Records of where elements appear

※

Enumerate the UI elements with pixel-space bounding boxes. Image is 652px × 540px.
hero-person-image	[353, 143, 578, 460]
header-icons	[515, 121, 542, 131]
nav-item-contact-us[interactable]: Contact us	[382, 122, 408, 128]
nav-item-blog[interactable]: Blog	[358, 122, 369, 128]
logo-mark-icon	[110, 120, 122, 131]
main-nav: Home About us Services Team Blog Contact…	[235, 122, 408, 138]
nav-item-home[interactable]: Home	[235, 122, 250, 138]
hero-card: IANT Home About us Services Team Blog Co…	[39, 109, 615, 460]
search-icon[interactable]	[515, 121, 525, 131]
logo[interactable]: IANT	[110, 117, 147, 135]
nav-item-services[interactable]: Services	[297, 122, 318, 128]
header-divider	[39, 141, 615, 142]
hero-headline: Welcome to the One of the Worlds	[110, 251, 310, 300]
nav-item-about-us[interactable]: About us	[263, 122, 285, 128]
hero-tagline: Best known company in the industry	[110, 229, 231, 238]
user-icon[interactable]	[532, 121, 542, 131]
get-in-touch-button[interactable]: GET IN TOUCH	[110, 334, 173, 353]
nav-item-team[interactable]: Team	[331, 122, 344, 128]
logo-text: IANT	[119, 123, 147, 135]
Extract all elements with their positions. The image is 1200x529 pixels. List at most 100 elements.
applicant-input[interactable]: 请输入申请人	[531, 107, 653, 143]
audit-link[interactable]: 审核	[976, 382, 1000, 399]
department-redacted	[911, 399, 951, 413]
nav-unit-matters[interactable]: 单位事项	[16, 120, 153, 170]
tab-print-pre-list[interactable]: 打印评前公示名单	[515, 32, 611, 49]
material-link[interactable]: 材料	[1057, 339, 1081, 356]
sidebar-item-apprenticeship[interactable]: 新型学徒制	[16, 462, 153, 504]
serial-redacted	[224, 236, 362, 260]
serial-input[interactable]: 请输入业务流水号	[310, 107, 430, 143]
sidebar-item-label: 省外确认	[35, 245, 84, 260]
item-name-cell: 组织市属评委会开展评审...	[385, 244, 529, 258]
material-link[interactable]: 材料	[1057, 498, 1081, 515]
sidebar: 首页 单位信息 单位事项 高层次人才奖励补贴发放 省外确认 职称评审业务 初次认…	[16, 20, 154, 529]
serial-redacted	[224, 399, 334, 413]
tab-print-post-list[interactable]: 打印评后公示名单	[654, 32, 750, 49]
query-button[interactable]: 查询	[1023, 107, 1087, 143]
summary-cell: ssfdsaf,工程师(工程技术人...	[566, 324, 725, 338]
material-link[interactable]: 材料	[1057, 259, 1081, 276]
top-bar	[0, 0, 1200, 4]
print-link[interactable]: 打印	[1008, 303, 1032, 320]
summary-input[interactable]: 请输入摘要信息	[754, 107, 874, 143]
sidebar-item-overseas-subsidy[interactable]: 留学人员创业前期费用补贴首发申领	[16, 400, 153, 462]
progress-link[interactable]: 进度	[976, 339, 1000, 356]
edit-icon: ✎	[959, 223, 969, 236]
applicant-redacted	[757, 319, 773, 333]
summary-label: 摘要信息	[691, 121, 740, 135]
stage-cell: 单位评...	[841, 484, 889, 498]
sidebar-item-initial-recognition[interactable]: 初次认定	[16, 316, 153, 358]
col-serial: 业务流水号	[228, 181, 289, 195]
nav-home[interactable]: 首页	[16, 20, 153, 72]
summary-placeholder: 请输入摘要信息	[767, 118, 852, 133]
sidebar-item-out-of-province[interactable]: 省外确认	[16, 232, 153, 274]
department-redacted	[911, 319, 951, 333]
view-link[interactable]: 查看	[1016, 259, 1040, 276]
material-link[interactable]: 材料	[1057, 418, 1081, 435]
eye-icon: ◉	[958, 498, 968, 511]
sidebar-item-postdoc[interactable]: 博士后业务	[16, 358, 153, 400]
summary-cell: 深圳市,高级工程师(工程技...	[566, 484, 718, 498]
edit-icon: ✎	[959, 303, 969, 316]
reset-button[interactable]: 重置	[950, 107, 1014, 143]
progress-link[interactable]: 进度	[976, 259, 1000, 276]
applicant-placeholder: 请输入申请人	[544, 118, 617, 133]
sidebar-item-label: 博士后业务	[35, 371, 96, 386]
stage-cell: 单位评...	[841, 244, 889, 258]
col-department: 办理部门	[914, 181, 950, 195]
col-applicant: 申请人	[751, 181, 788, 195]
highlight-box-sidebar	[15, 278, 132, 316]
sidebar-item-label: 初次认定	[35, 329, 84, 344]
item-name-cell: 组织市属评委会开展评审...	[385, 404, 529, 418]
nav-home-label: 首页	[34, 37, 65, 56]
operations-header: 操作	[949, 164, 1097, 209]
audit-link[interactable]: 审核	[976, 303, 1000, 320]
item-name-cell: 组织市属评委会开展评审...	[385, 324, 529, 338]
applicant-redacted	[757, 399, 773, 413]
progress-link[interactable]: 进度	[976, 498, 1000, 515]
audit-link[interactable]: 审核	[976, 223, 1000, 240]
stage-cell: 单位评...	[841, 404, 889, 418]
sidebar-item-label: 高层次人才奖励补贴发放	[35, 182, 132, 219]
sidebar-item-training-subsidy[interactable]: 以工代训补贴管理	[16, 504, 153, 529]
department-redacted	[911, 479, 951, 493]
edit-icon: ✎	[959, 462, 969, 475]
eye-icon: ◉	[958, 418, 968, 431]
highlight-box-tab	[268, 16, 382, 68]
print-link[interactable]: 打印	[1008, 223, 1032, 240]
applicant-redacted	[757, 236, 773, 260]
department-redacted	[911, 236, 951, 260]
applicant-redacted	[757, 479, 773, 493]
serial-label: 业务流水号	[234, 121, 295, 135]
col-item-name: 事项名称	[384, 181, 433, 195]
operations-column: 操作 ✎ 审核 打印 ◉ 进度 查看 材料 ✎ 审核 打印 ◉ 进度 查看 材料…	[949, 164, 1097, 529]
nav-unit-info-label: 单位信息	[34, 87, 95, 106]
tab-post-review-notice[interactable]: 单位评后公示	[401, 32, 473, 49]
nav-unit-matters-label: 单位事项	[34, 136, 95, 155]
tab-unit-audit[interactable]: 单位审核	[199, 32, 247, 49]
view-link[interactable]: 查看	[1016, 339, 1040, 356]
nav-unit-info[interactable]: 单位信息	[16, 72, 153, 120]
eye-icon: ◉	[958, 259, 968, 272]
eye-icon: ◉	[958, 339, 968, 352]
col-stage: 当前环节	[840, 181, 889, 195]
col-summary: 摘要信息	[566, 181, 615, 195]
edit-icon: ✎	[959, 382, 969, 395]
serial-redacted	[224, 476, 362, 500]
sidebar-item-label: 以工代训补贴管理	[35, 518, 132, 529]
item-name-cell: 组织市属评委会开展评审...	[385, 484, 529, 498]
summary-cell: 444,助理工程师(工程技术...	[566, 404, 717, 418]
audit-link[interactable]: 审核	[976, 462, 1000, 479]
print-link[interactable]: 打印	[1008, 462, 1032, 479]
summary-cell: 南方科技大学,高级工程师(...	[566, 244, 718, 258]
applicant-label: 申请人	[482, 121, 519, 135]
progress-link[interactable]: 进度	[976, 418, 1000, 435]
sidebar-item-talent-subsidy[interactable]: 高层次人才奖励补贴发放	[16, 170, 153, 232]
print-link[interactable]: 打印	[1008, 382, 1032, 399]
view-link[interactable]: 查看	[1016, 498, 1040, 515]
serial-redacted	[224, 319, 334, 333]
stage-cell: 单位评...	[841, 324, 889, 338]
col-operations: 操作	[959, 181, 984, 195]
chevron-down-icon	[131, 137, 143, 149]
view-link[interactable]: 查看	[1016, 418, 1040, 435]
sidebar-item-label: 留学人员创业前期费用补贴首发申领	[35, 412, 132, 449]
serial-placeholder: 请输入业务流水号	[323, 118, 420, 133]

※

Copy out every line of the material above word for word.

## Written response
Enumerate the UI elements with pixel-space bounding boxes. Image is 652px × 540px.
hero-person-image	[353, 143, 578, 460]
header-icons	[515, 121, 542, 131]
nav-item-contact-us[interactable]: Contact us	[382, 122, 408, 128]
nav-item-blog[interactable]: Blog	[358, 122, 369, 128]
logo-mark-icon	[110, 120, 122, 131]
main-nav: Home About us Services Team Blog Contact…	[235, 122, 408, 138]
nav-item-home[interactable]: Home	[235, 122, 250, 138]
hero-card: IANT Home About us Services Team Blog Co…	[39, 109, 615, 460]
search-icon[interactable]	[515, 121, 525, 131]
logo[interactable]: IANT	[110, 117, 147, 135]
nav-item-services[interactable]: Services	[297, 122, 318, 128]
header-divider	[39, 141, 615, 142]
hero-headline: Welcome to the One of the Worlds	[110, 251, 310, 300]
nav-item-about-us[interactable]: About us	[263, 122, 285, 128]
hero-tagline: Best known company in the industry	[110, 229, 231, 238]
user-icon[interactable]	[532, 121, 542, 131]
get-in-touch-button[interactable]: GET IN TOUCH	[110, 334, 173, 353]
nav-item-team[interactable]: Team	[331, 122, 344, 128]
logo-text: IANT	[119, 123, 147, 135]
Extract all elements with their positions. The image is 1200x529 pixels. List at most 100 elements.
applicant-input[interactable]: 请输入申请人	[531, 107, 653, 143]
audit-link[interactable]: 审核	[976, 382, 1000, 399]
department-redacted	[911, 399, 951, 413]
nav-unit-matters[interactable]: 单位事项	[16, 120, 153, 170]
tab-print-pre-list[interactable]: 打印评前公示名单	[515, 32, 611, 49]
material-link[interactable]: 材料	[1057, 339, 1081, 356]
sidebar-item-apprenticeship[interactable]: 新型学徒制	[16, 462, 153, 504]
serial-redacted	[224, 236, 362, 260]
serial-input[interactable]: 请输入业务流水号	[310, 107, 430, 143]
sidebar-item-label: 省外确认	[35, 245, 84, 260]
item-name-cell: 组织市属评委会开展评审...	[385, 244, 529, 258]
material-link[interactable]: 材料	[1057, 498, 1081, 515]
sidebar: 首页 单位信息 单位事项 高层次人才奖励补贴发放 省外确认 职称评审业务 初次认…	[16, 20, 154, 529]
serial-redacted	[224, 399, 334, 413]
tab-print-post-list[interactable]: 打印评后公示名单	[654, 32, 750, 49]
query-button[interactable]: 查询	[1023, 107, 1087, 143]
summary-cell: ssfdsaf,工程师(工程技术人...	[566, 324, 725, 338]
material-link[interactable]: 材料	[1057, 259, 1081, 276]
top-bar	[0, 0, 1200, 4]
print-link[interactable]: 打印	[1008, 303, 1032, 320]
summary-input[interactable]: 请输入摘要信息	[754, 107, 874, 143]
sidebar-item-overseas-subsidy[interactable]: 留学人员创业前期费用补贴首发申领	[16, 400, 153, 462]
progress-link[interactable]: 进度	[976, 339, 1000, 356]
edit-icon: ✎	[959, 223, 969, 236]
applicant-redacted	[757, 319, 773, 333]
summary-label: 摘要信息	[691, 121, 740, 135]
stage-cell: 单位评...	[841, 484, 889, 498]
sidebar-item-initial-recognition[interactable]: 初次认定	[16, 316, 153, 358]
col-serial: 业务流水号	[228, 181, 289, 195]
nav-home[interactable]: 首页	[16, 20, 153, 72]
summary-placeholder: 请输入摘要信息	[767, 118, 852, 133]
sidebar-item-out-of-province[interactable]: 省外确认	[16, 232, 153, 274]
department-redacted	[911, 319, 951, 333]
view-link[interactable]: 查看	[1016, 259, 1040, 276]
material-link[interactable]: 材料	[1057, 418, 1081, 435]
eye-icon: ◉	[958, 498, 968, 511]
sidebar-item-postdoc[interactable]: 博士后业务	[16, 358, 153, 400]
summary-cell: 深圳市,高级工程师(工程技...	[566, 484, 718, 498]
edit-icon: ✎	[959, 303, 969, 316]
reset-button[interactable]: 重置	[950, 107, 1014, 143]
progress-link[interactable]: 进度	[976, 259, 1000, 276]
applicant-placeholder: 请输入申请人	[544, 118, 617, 133]
sidebar-item-label: 博士后业务	[35, 371, 96, 386]
stage-cell: 单位评...	[841, 244, 889, 258]
col-department: 办理部门	[914, 181, 950, 195]
col-applicant: 申请人	[751, 181, 788, 195]
highlight-box-sidebar	[15, 278, 132, 316]
sidebar-item-label: 初次认定	[35, 329, 84, 344]
item-name-cell: 组织市属评委会开展评审...	[385, 404, 529, 418]
nav-home-label: 首页	[34, 37, 65, 56]
operations-header: 操作	[949, 164, 1097, 209]
audit-link[interactable]: 审核	[976, 303, 1000, 320]
item-name-cell: 组织市属评委会开展评审...	[385, 324, 529, 338]
applicant-redacted	[757, 399, 773, 413]
progress-link[interactable]: 进度	[976, 498, 1000, 515]
audit-link[interactable]: 审核	[976, 223, 1000, 240]
stage-cell: 单位评...	[841, 404, 889, 418]
sidebar-item-label: 高层次人才奖励补贴发放	[35, 182, 132, 219]
sidebar-item-training-subsidy[interactable]: 以工代训补贴管理	[16, 504, 153, 529]
department-redacted	[911, 479, 951, 493]
edit-icon: ✎	[959, 462, 969, 475]
eye-icon: ◉	[958, 418, 968, 431]
highlight-box-tab	[268, 16, 382, 68]
print-link[interactable]: 打印	[1008, 223, 1032, 240]
applicant-redacted	[757, 236, 773, 260]
department-redacted	[911, 236, 951, 260]
applicant-redacted	[757, 479, 773, 493]
serial-label: 业务流水号	[234, 121, 295, 135]
col-item-name: 事项名称	[384, 181, 433, 195]
operations-column: 操作 ✎ 审核 打印 ◉ 进度 查看 材料 ✎ 审核 打印 ◉ 进度 查看 材料…	[949, 164, 1097, 529]
nav-unit-info-label: 单位信息	[34, 87, 95, 106]
tab-post-review-notice[interactable]: 单位评后公示	[401, 32, 473, 49]
nav-unit-matters-label: 单位事项	[34, 136, 95, 155]
tab-unit-audit[interactable]: 单位审核	[199, 32, 247, 49]
view-link[interactable]: 查看	[1016, 339, 1040, 356]
nav-unit-info[interactable]: 单位信息	[16, 72, 153, 120]
eye-icon: ◉	[958, 259, 968, 272]
eye-icon: ◉	[958, 339, 968, 352]
col-stage: 当前环节	[840, 181, 889, 195]
col-summary: 摘要信息	[566, 181, 615, 195]
edit-icon: ✎	[959, 382, 969, 395]
serial-redacted	[224, 476, 362, 500]
sidebar-item-label: 以工代训补贴管理	[35, 518, 132, 529]
item-name-cell: 组织市属评委会开展评审...	[385, 484, 529, 498]
summary-cell: 444,助理工程师(工程技术...	[566, 404, 717, 418]
audit-link[interactable]: 审核	[976, 462, 1000, 479]
print-link[interactable]: 打印	[1008, 462, 1032, 479]
summary-cell: 南方科技大学,高级工程师(...	[566, 244, 718, 258]
applicant-label: 申请人	[482, 121, 519, 135]
progress-link[interactable]: 进度	[976, 418, 1000, 435]
sidebar-item-talent-subsidy[interactable]: 高层次人才奖励补贴发放	[16, 170, 153, 232]
print-link[interactable]: 打印	[1008, 382, 1032, 399]
view-link[interactable]: 查看	[1016, 498, 1040, 515]
serial-redacted	[224, 319, 334, 333]
stage-cell: 单位评...	[841, 324, 889, 338]
col-operations: 操作	[959, 181, 984, 195]
chevron-down-icon	[131, 137, 143, 149]
view-link[interactable]: 查看	[1016, 418, 1040, 435]
sidebar-item-label: 留学人员创业前期费用补贴首发申领	[35, 412, 132, 449]
serial-placeholder: 请输入业务流水号	[323, 118, 420, 133]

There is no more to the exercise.